>> start MATERIALS PROVIDED
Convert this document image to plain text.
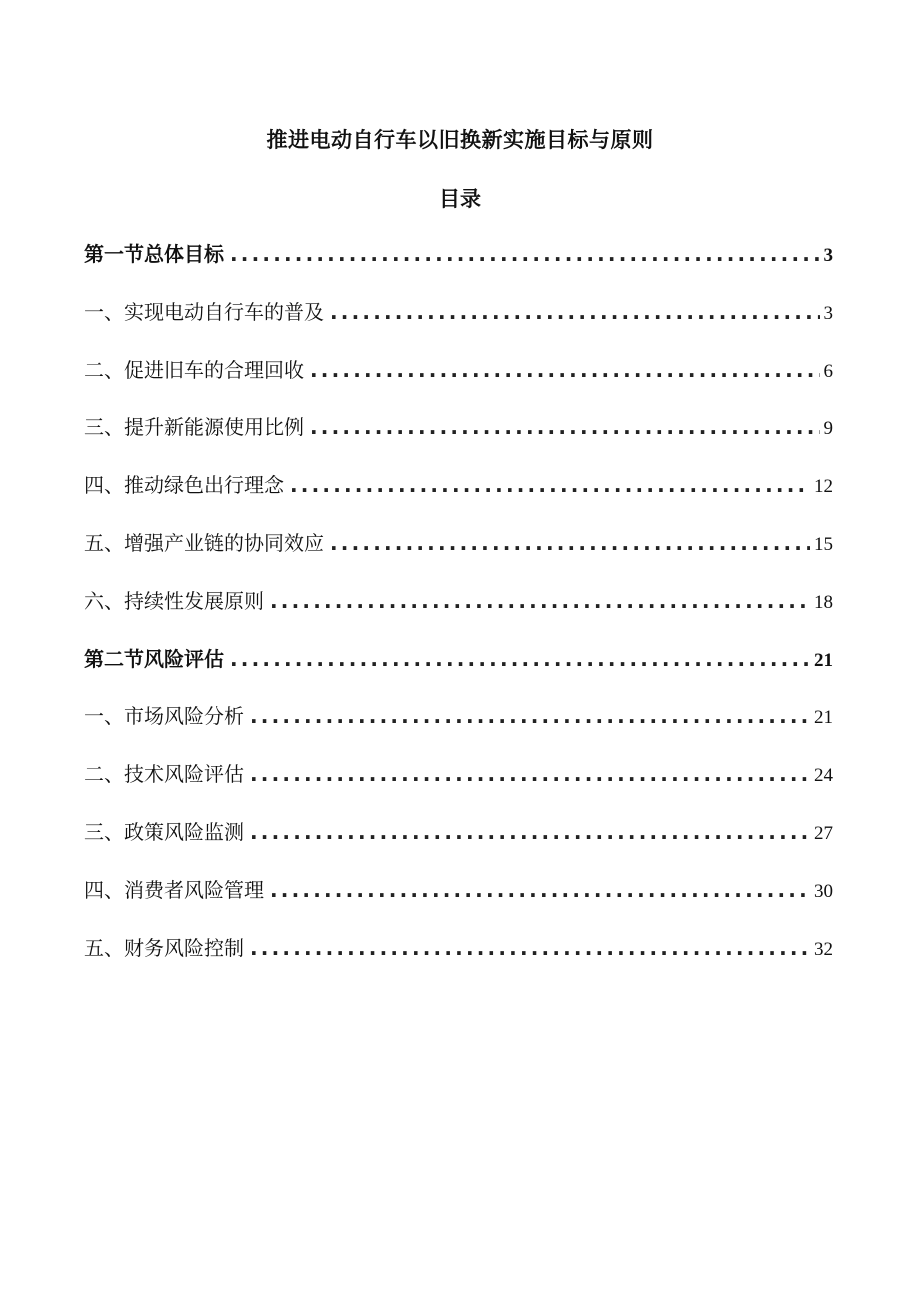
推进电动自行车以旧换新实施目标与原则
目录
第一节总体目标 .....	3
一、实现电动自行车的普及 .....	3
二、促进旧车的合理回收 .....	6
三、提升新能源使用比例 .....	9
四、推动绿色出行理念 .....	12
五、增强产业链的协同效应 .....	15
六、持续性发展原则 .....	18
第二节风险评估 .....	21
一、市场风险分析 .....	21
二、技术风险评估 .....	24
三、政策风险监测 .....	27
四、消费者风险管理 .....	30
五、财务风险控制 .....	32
>> end MATERIALS PROVIDED
>> start MATERIALS PROVIDED
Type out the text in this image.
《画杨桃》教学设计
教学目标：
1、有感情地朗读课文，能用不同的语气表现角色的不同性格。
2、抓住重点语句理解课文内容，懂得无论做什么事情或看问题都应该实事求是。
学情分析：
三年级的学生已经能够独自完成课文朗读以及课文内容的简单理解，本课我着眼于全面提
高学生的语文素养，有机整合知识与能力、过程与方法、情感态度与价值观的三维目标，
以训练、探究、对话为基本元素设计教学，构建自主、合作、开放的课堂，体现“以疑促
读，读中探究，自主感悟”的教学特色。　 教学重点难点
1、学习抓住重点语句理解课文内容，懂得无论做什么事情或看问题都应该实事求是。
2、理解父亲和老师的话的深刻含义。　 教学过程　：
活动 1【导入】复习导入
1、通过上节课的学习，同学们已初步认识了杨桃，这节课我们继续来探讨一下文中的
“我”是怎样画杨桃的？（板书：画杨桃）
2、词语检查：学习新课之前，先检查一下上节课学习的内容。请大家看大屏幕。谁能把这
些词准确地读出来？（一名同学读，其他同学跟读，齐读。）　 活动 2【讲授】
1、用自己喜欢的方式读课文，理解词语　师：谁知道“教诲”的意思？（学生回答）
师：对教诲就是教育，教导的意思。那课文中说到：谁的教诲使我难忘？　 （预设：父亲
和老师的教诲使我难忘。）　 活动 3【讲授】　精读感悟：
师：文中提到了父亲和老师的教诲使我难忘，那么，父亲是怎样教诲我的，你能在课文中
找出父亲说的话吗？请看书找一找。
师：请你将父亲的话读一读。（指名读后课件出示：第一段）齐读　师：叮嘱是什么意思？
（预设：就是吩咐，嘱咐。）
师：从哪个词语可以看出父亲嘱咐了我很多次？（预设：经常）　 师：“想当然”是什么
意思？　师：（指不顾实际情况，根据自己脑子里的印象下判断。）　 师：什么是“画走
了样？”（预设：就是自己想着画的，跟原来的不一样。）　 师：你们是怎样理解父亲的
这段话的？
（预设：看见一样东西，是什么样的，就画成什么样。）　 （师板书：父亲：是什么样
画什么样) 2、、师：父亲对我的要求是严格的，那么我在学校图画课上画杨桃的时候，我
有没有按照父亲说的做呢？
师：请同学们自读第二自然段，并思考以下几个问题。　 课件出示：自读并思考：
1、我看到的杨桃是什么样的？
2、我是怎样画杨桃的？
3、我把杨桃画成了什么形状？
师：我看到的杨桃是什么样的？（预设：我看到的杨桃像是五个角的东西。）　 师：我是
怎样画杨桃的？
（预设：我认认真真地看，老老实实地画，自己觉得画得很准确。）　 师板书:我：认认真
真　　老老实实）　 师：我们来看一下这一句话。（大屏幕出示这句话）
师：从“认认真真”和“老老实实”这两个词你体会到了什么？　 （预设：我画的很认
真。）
>> end MATERIALS PROVIDED
>> start MATERIALS PROVIDED
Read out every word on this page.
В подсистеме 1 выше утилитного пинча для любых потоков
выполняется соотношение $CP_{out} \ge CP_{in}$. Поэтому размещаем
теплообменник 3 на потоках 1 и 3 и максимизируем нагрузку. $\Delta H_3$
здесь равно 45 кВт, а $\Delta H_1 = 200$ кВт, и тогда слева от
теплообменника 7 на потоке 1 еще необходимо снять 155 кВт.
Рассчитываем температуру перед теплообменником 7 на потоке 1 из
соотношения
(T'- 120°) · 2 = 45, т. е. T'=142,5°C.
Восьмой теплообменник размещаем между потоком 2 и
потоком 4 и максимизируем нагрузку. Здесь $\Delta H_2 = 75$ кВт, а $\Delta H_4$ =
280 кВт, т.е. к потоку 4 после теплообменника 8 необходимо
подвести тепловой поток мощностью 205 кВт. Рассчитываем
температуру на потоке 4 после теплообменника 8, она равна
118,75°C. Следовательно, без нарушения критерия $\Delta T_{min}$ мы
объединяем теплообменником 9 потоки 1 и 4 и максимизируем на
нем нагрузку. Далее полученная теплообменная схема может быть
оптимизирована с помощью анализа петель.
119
>> end MATERIALS PROVIDED
INSTRUCTION: Show all lines above holding "Рассчитываем".

RESPONSE TO THE EXERCISE:
Рассчитываем температуру перед теплообменником 7 на потоке 1 из
подвести тепловой поток мощностью 205 кВт. Рассчитываем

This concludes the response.